EXERCISE REQUIREMENTS - Go through the data below and copy it exactly, skipping every picture.

╔══

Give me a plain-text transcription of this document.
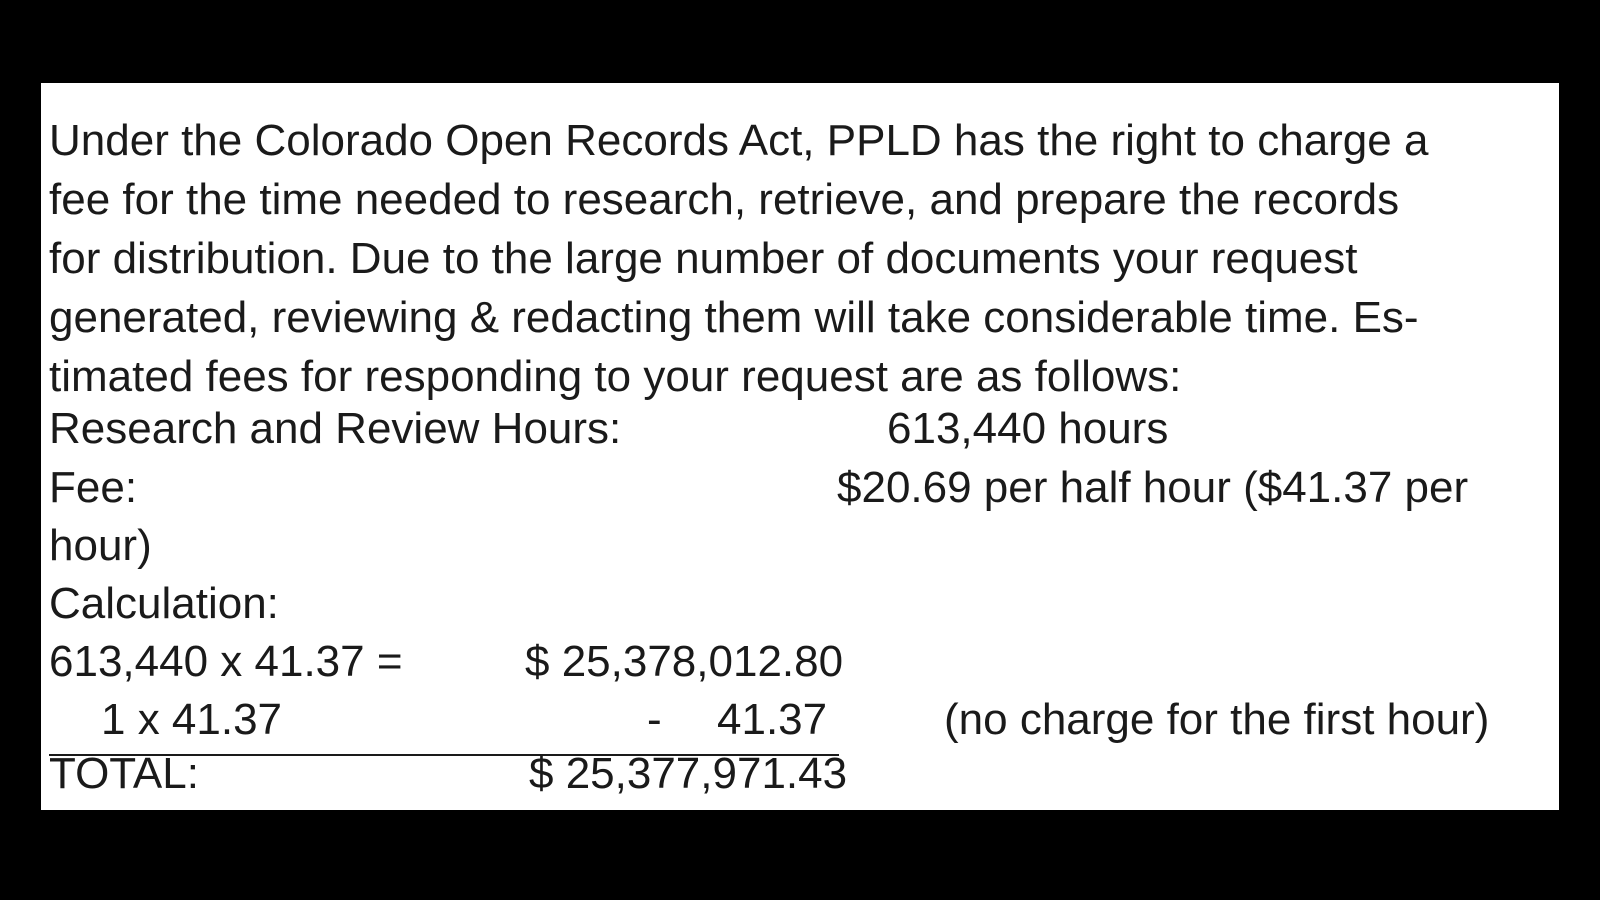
Under the Colorado Open Records Act, PPLD has the right to charge a
fee for the time needed to research, retrieve, and prepare the records
for distribution. Due to the large number of documents your request
generated, reviewing & redacting them will take considerable time. Es-
timated fees for responding to your request are as follows:
Research and Review Hours:	613,440 hours
Fee:	$20.69 per half hour ($41.37 per
hour)
Calculation:
613,440 x 41.37 =	$ 25,378,012.80
1 x 41.37	- 41.37	(no charge for the first hour)
TOTAL:	$ 25,377,971.43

╚══

REPLY TO THE TASK -
Give me a plain-text transcription of this document.
Under the Colorado Open Records Act, PPLD has the right to charge a
fee for the time needed to research, retrieve, and prepare the records
for distribution. Due to the large number of documents your request
generated, reviewing & redacting them will take considerable time. Es-
timated fees for responding to your request are as follows:
Research and Review Hours:	613,440 hours
Fee:	$20.69 per half hour ($41.37 per
hour)
Calculation:
613,440 x 41.37 =	$ 25,378,012.80
1 x 41.37	- 41.37	(no charge for the first hour)
TOTAL:	$ 25,377,971.43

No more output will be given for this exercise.